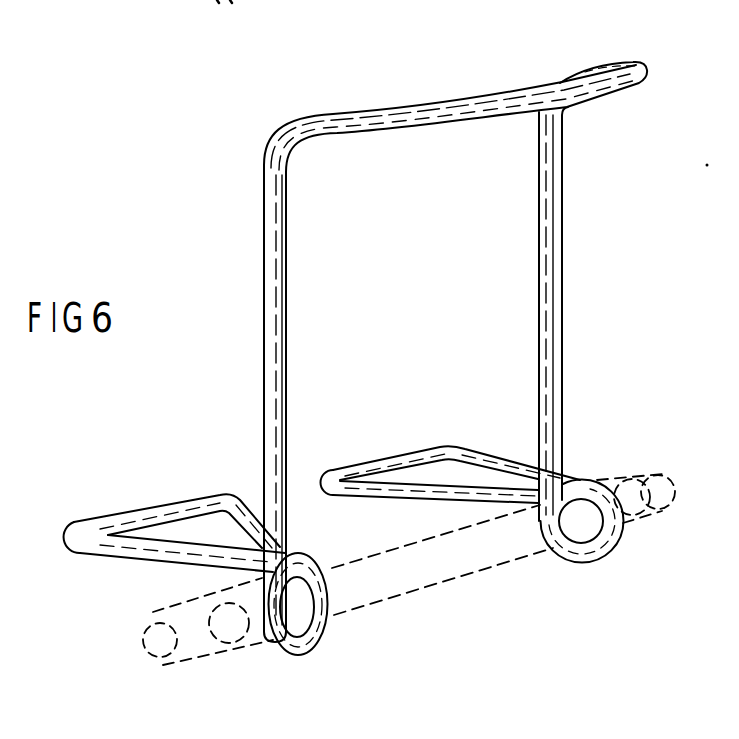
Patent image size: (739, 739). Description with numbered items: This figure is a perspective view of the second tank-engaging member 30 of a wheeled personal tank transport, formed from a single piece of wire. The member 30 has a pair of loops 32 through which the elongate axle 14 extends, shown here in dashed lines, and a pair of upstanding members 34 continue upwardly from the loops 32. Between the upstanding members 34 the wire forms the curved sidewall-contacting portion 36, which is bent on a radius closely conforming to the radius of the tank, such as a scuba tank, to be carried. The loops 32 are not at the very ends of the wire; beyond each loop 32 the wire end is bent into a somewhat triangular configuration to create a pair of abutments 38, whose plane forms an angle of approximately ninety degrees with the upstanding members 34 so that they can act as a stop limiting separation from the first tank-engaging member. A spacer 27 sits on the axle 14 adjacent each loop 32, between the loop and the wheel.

The elongate axle 14 is at (155, 652).
The spacer 27 is at (248, 647).
The second tank-engaging member 30 is at (221, 252).
The loops 32 is at (305, 641).
The upstanding members 34 is at (267, 335).
The curved sidewall-contacting portion 36 is at (533, 92).
The abutments 38 is at (137, 513).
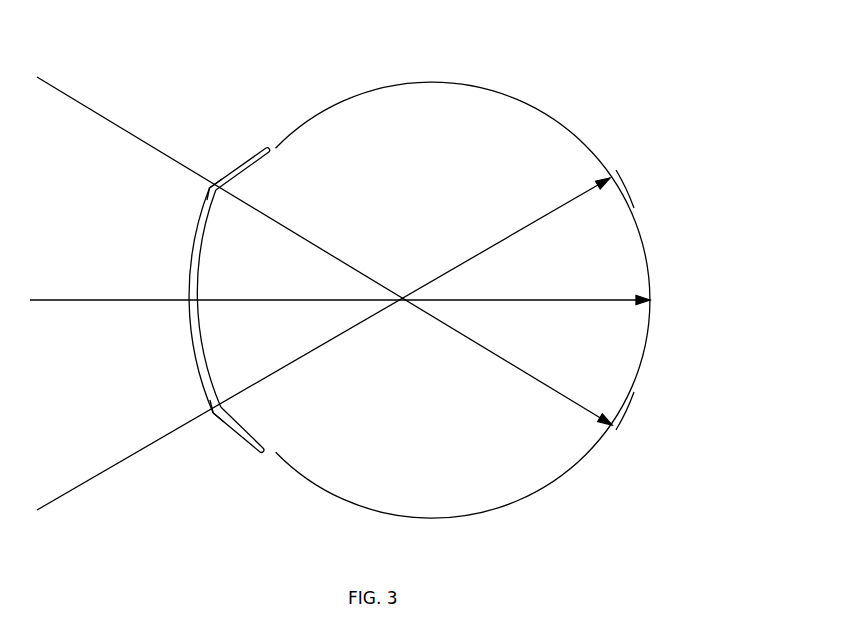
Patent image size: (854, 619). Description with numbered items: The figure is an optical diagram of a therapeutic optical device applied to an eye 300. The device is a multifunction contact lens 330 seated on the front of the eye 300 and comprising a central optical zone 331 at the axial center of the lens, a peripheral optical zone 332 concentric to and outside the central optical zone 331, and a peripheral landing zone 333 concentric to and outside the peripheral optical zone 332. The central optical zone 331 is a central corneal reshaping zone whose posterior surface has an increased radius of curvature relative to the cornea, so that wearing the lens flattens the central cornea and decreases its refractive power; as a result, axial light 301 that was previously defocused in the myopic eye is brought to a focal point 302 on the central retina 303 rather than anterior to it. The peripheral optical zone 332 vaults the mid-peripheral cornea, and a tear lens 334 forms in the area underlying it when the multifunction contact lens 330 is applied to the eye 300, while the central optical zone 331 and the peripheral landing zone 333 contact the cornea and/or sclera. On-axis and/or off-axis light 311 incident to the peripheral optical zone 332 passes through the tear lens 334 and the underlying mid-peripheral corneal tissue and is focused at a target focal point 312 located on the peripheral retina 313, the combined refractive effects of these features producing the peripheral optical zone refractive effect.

The eye 300 is at (274, 47).
The axial light 301 is at (76, 299).
The focal point 302 is at (654, 305).
The central retina 303 is at (652, 297).
The on-axis and/or off-axis light 311 is at (97, 113).
The target focal point 312 is at (614, 180).
The peripheral retina 313 is at (626, 200).
The multifunction contact lens 330 is at (243, 152).
The central optical zone 331 is at (188, 318).
The peripheral optical zone 332 is at (207, 188).
The peripheral landing zone 333 is at (237, 436).
The tear lens 334 is at (206, 200).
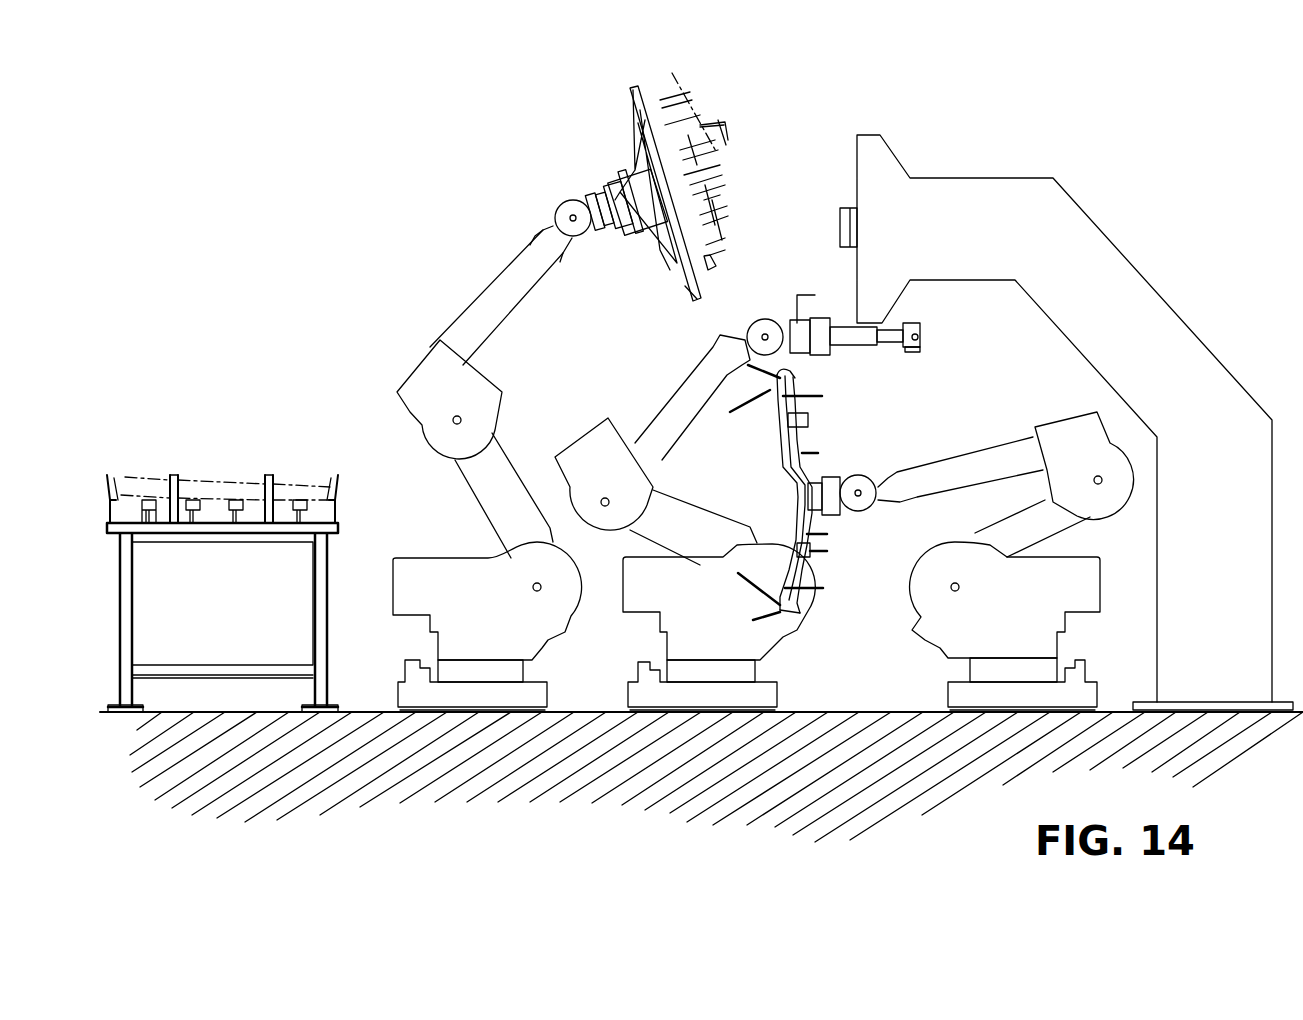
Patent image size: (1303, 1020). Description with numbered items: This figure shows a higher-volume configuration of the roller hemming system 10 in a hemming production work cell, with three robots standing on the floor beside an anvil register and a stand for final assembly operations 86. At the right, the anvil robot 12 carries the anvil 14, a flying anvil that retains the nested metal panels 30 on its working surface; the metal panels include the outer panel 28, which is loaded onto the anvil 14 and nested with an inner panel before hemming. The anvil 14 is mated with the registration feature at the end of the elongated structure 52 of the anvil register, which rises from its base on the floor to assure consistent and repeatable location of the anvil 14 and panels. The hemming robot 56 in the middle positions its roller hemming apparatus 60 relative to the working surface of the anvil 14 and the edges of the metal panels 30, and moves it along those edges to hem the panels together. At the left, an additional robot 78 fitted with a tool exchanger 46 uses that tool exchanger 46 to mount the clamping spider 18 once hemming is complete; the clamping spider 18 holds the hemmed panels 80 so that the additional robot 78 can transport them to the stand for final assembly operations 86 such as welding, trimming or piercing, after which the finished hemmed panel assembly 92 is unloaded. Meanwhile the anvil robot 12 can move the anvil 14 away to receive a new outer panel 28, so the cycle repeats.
^^^^
_The request_. Write out every line of the listing above as a JSON array of strings, one string per line, leaving out blank lines and the pictures.

_Task result_.
[
  "Patent image size: (739, 739). Description with numbered items: This figure is a perspective view of the second tank-engaging member 30 of a wheeled personal tank transport, formed from a single piece of wire. The member 30 has a pair of loops 32 through which the elongate axle 14 extends, shown here in dashed lines, and a pair of upstanding members 34 continue upwardly from the loops 32. Between the upstanding members 34 the wire forms the curved sidewall-contacting portion 36, which is bent on a radius closely conforming to the radius of the tank, such as a scuba tank, to be carried. The loops 32 are not at the very ends of the wire; beyond each loop 32 the wire end is bent into a somewhat triangular configuration to create a pair of abutments 38, whose plane forms an angle of approximately ninety degrees with the upstanding members 34 so that they can act as a stop limiting separation from the first tank-engaging member. A spacer 27 sits on the axle 14 adjacent each loop 32, between the loop and the wheel.",
  "The elongate axle 14 is at (155, 652).",
  "The spacer 27 is at (248, 647).",
  "The second tank-engaging member 30 is at (221, 252).",
  "The loops 32 is at (305, 641).",
  "The upstanding members 34 is at (267, 335).",
  "The curved sidewall-contacting portion 36 is at (533, 92).",
  "The abutments 38 is at (137, 513).",
  "Patent image size: (854, 619). Description with numbered items: The figure is an optical diagram of a therapeutic optical device applied to an eye 300. The device is a multifunction contact lens 330 seated on the front of the eye 300 and comprising a central optical zone 331 at the axial center of the lens, a peripheral optical zone 332 concentric to and outside the central optical zone 331, and a peripheral landing zone 333 concentric to and outside the peripheral optical zone 332. The central optical zone 331 is a central corneal reshaping zone whose posterior surface has an increased radius of curvature relative to the cornea, so that wearing the lens flattens the central cornea and decreases its refractive power; as a result, axial light 301 that was previously defocused in the myopic eye is brought to a focal point 302 on the central retina 303 rather than anterior to it. The peripheral optical zone 332 vaults the mid-peripheral cornea, and a tear lens 334 forms in the area underlying it when the multifunction contact lens 330 is applied to the eye 300, while the central optical zone 331 and the peripheral landing zone 333 contact the cornea and/or sclera. On-axis and/or off-axis light 311 incident to the peripheral optical zone 332 passes through the tear lens 334 and the underlying mid-peripheral corneal tissue and is focused at a target focal point 312 located on the peripheral retina 313, the combined refractive effects of these features producing the peripheral optical zone refractive effect.",
  "The eye 300 is at (274, 47).",
  "The axial light 301 is at (76, 299).",
  "The focal point 302 is at (654, 305).",
  "The central retina 303 is at (652, 297).",
  "The on-axis and/or off-axis light 311 is at (97, 113).",
  "The target focal point 312 is at (614, 180).",
  "The peripheral retina 313 is at (626, 200).",
  "The multifunction contact lens 330 is at (243, 152).",
  "The central optical zone 331 is at (188, 318).",
  "The peripheral optical zone 332 is at (207, 188).",
  "The peripheral landing zone 333 is at (237, 436).",
  "The tear lens 334 is at (206, 200).",
  "Patent image size: (1303, 1020). Description with numbered items: This figure shows a higher-volume configuration of the roller hemming system 10 in a hemming production work cell, with three robots standing on the floor beside an anvil register and a stand for final assembly operations 86. At the right, the anvil robot 12 carries the anvil 14, a flying anvil that retains the nested metal panels 30 on its working surface; the metal panels include the outer panel 28, which is loaded onto the anvil 14 and nested with an inner panel before hemming. The anvil 14 is mated with the registration feature at the end of the elongated structure 52 of the anvil register, which rises from its base on the floor to assure consistent and repeatable location of the anvil 14 and panels. The hemming robot 56 in the middle positions its roller hemming apparatus 60 relative to the working surface of the anvil 14 and the edges of the metal panels 30, and moves it along those edges to hem the panels together. At the left, an additional robot 78 fitted with a tool exchanger 46 uses that tool exchanger 46 to mount the clamping spider 18 once hemming is complete; the clamping spider 18 holds the hemmed panels 80 so that the additional robot 78 can transport them to the stand for final assembly operations 86 such as welding, trimming or piercing, after which the finished hemmed panel assembly 92 is unloaded. Meanwhile the anvil robot 12 can move the anvil 14 away to receive a new outer panel 28, so the cycle repeats."
]